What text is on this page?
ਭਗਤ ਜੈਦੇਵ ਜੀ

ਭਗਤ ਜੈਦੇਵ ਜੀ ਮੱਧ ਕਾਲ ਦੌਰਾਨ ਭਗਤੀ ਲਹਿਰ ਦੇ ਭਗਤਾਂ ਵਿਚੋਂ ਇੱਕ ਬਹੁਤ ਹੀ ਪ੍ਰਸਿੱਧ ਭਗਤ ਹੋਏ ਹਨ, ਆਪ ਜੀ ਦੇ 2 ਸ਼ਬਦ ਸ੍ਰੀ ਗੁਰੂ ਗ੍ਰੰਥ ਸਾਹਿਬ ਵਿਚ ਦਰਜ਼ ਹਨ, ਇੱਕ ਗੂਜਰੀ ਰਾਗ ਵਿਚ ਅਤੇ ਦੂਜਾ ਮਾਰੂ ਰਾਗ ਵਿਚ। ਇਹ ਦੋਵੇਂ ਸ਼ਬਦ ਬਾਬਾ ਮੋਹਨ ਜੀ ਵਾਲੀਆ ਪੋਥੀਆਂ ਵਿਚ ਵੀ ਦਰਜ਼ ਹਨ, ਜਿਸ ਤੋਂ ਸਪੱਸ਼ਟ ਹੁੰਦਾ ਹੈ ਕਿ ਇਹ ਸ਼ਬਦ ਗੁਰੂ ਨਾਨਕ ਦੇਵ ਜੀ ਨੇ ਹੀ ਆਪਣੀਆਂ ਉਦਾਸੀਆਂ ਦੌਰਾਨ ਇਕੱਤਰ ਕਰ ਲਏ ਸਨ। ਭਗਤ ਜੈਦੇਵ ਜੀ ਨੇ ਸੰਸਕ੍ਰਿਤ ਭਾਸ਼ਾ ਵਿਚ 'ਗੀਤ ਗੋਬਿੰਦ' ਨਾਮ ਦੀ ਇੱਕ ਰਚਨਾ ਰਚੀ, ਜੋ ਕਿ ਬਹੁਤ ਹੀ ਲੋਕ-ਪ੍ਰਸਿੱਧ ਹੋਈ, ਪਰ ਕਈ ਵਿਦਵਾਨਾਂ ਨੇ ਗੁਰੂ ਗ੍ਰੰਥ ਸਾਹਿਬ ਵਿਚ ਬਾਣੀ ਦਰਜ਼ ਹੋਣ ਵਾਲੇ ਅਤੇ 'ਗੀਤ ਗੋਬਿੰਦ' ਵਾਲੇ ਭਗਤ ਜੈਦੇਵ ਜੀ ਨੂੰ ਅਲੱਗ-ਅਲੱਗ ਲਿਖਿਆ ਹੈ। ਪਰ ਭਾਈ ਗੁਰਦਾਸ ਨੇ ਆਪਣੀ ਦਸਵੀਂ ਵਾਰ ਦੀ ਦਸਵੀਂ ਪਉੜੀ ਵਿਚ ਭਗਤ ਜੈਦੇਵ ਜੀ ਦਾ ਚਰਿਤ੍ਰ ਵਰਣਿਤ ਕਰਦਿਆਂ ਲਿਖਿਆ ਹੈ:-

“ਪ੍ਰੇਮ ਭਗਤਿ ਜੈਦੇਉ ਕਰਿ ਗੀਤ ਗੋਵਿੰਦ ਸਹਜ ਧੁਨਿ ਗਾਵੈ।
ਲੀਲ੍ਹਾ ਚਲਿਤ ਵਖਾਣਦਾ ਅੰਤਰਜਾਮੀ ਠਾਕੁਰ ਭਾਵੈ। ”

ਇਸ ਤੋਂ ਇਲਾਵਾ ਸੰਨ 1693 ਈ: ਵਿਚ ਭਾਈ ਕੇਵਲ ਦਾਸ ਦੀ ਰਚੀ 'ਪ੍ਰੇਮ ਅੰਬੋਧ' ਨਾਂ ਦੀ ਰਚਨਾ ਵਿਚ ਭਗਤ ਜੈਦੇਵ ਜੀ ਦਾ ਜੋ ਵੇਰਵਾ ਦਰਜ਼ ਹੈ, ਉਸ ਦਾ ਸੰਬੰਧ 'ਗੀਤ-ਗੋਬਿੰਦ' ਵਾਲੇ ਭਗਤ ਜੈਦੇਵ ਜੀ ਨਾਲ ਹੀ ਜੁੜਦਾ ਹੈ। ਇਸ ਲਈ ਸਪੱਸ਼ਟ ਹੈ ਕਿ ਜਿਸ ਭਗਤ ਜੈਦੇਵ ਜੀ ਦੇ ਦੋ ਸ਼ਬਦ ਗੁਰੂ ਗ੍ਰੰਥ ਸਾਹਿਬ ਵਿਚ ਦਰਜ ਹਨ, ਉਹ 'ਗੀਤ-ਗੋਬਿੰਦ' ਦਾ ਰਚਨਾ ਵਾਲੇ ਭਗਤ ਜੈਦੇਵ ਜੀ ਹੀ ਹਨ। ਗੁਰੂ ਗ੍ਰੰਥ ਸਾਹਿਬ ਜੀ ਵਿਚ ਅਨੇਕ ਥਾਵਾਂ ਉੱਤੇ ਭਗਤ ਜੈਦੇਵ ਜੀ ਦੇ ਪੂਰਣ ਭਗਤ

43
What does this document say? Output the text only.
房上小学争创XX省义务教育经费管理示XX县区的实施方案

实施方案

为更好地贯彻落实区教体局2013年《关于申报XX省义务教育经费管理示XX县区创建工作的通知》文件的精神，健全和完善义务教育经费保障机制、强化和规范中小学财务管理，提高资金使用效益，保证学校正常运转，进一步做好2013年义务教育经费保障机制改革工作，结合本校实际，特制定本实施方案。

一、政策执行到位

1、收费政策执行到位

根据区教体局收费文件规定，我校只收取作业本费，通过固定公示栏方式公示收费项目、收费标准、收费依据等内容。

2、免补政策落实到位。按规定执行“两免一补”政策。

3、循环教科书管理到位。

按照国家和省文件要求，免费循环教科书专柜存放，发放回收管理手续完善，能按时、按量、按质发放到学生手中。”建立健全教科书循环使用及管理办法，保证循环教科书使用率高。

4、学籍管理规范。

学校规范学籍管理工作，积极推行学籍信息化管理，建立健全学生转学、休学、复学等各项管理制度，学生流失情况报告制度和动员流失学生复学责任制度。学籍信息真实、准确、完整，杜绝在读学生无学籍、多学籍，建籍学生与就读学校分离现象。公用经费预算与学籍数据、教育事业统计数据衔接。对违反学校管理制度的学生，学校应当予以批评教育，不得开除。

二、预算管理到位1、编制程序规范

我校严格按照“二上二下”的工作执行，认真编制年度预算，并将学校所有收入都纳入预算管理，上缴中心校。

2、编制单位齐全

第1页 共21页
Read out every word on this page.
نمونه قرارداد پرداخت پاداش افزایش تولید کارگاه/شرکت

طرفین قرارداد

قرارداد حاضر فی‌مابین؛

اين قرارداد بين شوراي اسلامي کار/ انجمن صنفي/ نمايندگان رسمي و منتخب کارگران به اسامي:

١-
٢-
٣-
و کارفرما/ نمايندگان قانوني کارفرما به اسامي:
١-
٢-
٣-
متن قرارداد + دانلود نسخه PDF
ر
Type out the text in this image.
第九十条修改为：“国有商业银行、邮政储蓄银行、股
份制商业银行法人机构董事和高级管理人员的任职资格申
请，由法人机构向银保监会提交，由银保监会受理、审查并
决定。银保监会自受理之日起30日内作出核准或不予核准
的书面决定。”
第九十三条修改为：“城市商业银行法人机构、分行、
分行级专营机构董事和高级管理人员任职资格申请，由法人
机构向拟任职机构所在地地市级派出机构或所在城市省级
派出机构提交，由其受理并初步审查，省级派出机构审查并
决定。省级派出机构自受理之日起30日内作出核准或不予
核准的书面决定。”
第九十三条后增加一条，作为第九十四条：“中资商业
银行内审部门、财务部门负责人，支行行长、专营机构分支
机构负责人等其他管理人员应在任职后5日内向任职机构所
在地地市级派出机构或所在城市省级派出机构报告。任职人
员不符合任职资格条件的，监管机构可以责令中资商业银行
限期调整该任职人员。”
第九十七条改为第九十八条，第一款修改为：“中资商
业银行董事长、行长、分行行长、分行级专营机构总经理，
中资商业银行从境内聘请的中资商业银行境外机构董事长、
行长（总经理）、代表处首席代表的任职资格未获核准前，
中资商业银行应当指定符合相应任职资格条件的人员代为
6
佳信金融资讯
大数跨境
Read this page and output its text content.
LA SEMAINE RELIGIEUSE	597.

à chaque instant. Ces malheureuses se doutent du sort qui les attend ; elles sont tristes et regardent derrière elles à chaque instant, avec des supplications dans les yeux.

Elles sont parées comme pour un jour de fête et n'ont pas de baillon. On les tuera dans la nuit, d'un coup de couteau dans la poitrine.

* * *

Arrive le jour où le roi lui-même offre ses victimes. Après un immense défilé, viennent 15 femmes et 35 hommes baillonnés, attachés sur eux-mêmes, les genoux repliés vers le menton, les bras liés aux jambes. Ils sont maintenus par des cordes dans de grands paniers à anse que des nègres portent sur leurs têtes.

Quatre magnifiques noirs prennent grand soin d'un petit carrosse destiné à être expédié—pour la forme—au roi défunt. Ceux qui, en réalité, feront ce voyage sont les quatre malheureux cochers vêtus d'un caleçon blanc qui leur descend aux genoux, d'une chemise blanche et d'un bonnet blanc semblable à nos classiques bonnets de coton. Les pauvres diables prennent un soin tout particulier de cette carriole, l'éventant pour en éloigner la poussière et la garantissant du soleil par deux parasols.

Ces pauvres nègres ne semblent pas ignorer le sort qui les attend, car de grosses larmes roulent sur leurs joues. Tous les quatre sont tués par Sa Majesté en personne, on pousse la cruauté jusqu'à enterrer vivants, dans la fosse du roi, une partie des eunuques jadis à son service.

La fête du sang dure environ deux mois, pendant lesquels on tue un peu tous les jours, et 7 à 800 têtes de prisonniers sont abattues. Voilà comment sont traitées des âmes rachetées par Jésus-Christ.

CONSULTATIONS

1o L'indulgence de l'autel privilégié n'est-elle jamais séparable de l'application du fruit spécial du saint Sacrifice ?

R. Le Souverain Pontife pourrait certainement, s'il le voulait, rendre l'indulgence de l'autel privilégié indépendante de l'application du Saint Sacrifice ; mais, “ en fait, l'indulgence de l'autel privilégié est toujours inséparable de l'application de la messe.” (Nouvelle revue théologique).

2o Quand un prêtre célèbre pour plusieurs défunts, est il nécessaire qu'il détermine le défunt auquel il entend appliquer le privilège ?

_Aim:_ Check each line of the records above for "application", and copy those that have it.

_Answer to the exercise:_
1o L'indulgence de l'autel privilégié n'est-elle jamais séparable de l'application du fruit spécial du saint Sacrifice ?
R. Le Souverain Pontife pourrait certainement, s'il le voulait, rendre l'indulgence de l'autel privilégié indépendante de l'application du Saint Sacrifice ; mais, “ en fait, l'indulgence de l'autel privilégié est toujours inséparable de l'application de la messe.” (Nouvelle revue théologique).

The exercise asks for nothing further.